Zadania do wykonania >>
1 – Proszę przytoczyć część artykułu o Grosickim, poczynając od słów "Pod koniec kadencji", a kończąc na słowach "sportowy – skomentował Grosicki.", i zastąpić w niej "Nigel Adkins" wyrażeniem "nowy szkoleniowiec".
2 – Proszę wyjaśnić, dlaczego według artykułu o Grosickim piłkarz uważa, że niezależnie od okoliczności zasługuje na miejsce w pierwszym składzie.
== Wybrany fragment
Grosicki: Co by się nie działo, to zasługuję na miejsce w pierwszym składzie

16 gru 2017, 19:56

Kamil Grosicki nie mógł zaliczyć ostatniego okresu do najlepszych w swojej karierze, nie z powodu swojej formy, a z powodu niedostatecznej liczby minut na murawie. Reprezentant Polski uważa, że forma nie miała tu znaczenia, powód braku gry był pozasportowy. 

Pod koniec kadencji Leonida Słuckiego w Hull City Grosicki został całkowicie odstawiony na bok i wchodził na murawę jedynie z ławki rezerwowych. Wszystko zmieniło się dopiero kiedy Rosjanin został zwolniony, a w jego miejsce przybył Nigel Adkins. Polak ponownie zaczął grać w podstawowym składzie, ale nie zapomniał tego, co zrobił z nim rosyjski trener:

– Wydaje mi się, że co by się nie działo, to zasługuję na miejsce w pierwszym składzie, ponieważ jestem zawodnikiem, który może odmienić losy spotkania. Bolało mnie to, że w trzech ostatnich meczach siedziałem na ławce rezerwowych. Nie jest to nic przyjemnego, ale były trener tak postanowił. Ludzie się zastanawiali, czemu nie grałem. Wydaje mi się, że to nie był problem sportowy – skomentował Grosicki.
====
== Wpisy zbioru danych
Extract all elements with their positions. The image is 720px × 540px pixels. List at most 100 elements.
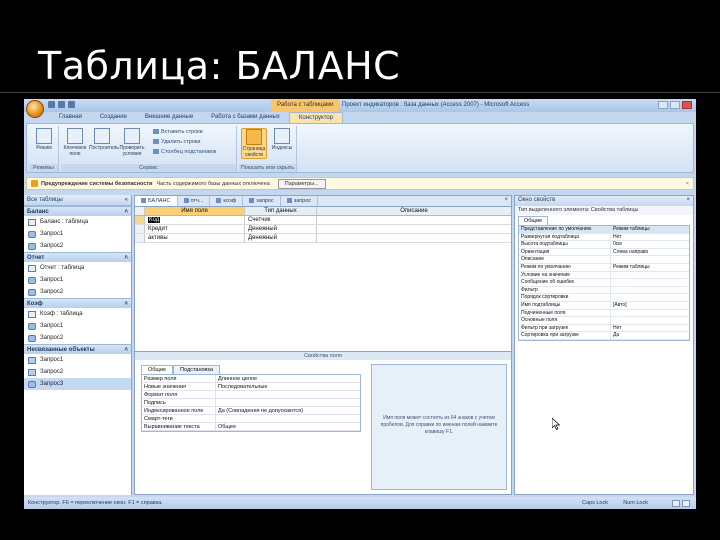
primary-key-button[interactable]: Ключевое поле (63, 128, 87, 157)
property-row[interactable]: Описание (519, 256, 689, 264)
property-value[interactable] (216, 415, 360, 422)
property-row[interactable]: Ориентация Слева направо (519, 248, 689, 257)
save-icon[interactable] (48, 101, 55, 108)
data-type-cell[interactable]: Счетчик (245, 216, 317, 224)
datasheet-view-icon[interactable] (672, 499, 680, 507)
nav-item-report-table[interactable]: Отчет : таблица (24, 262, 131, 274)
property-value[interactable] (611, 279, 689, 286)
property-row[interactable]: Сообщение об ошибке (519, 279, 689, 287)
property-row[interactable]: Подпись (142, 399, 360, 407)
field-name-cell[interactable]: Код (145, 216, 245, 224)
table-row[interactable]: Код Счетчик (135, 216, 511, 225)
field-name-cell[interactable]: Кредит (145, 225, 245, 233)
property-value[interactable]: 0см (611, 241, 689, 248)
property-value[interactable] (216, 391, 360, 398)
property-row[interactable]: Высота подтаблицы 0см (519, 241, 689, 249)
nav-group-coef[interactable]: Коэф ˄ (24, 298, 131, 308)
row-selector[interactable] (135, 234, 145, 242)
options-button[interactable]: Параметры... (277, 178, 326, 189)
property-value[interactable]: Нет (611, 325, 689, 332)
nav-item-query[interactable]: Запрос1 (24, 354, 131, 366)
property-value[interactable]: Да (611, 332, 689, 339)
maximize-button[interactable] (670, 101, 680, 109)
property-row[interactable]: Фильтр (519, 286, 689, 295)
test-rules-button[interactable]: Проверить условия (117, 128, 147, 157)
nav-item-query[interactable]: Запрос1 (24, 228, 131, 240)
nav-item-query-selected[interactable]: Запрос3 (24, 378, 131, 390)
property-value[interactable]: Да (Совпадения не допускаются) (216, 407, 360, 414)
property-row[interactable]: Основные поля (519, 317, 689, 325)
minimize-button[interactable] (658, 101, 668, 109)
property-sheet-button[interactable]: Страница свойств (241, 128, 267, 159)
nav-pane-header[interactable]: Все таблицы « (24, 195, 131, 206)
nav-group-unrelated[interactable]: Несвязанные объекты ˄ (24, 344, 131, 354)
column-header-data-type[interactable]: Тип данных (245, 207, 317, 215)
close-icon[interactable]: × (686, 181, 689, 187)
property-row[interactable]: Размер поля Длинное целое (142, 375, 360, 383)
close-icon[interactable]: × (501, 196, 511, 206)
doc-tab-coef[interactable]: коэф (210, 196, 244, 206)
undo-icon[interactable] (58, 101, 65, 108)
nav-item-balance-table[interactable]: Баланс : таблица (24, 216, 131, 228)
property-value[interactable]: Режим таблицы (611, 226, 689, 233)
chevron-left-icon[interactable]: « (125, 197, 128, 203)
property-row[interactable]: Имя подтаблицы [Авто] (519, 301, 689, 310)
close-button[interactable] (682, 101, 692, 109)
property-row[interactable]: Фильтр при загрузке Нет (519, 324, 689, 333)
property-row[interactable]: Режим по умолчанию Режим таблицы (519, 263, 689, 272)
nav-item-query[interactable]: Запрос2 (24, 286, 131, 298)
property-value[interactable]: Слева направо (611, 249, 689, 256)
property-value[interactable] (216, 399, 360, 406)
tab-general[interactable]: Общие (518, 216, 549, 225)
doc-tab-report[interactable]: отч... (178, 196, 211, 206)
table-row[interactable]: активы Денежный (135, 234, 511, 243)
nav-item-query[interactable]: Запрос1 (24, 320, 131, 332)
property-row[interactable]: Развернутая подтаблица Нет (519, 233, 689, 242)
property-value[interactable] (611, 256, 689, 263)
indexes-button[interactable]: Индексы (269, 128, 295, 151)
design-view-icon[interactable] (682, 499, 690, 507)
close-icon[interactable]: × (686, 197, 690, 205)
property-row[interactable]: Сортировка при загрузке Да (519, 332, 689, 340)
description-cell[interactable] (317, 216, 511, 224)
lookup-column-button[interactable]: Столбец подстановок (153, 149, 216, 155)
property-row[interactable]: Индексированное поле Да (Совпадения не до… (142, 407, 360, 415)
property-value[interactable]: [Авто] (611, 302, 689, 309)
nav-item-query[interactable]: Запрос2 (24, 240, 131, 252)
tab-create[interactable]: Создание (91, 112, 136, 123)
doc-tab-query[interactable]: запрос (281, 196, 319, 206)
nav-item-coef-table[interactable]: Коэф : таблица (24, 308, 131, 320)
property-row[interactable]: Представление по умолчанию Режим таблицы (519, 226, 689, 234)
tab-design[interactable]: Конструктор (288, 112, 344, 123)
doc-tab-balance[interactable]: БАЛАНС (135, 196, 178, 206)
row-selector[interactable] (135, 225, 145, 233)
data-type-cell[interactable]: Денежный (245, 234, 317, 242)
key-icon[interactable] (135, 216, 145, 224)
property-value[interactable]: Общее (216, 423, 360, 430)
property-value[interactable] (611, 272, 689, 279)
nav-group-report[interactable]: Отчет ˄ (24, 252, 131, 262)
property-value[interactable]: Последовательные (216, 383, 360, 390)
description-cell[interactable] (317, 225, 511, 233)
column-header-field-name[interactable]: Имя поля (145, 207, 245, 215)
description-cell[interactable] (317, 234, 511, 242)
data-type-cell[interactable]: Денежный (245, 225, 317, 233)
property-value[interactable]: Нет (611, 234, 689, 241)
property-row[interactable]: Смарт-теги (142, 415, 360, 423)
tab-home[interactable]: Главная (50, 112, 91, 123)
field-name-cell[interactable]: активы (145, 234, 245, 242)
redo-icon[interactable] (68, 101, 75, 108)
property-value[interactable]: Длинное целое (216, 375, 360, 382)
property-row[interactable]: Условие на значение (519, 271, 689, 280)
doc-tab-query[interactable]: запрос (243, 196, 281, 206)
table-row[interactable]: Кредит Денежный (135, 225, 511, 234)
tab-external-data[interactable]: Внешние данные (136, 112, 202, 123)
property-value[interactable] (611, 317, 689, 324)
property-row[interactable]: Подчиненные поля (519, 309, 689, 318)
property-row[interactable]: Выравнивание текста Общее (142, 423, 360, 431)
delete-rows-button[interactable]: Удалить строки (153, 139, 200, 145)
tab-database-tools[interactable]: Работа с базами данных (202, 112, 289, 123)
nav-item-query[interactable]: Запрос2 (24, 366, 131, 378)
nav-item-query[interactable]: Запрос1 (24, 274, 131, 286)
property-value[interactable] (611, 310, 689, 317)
====
Odpowiedzi do zadań >>
1 –
Pod koniec kadencji Leonida Słuckiego w Hull City Grosicki został całkowicie odstawiony na bok i wchodził na murawę jedynie z ławki rezerwowych. Wszystko zmieniło się dopiero kiedy Rosjanin został zwolniony, a w jego miejsce przybył nowy szkoleniowiec. Polak ponownie zaczął grać w podstawowym składzie, ale nie zapomniał tego, co zrobił z nim rosyjski trener:

– Wydaje mi się, że co by się nie działo, to zasługuję na miejsce w pierwszym składzie, ponieważ jestem zawodnikiem, który może odmienić losy spotkania. Bolało mnie to, że w trzech ostatnich meczach siedziałem na ławce rezerwowych. Nie jest to nic przyjemnego, ale były trener tak postanowił. Ludzie się zastanawiali, czemu nie grałem. Wydaje mi się, że to nie był problem sportowy – skomentował Grosicki.

2 – Grosicki uzasadnia to tym, że jest zawodnikiem, który może odmienić losy spotkania.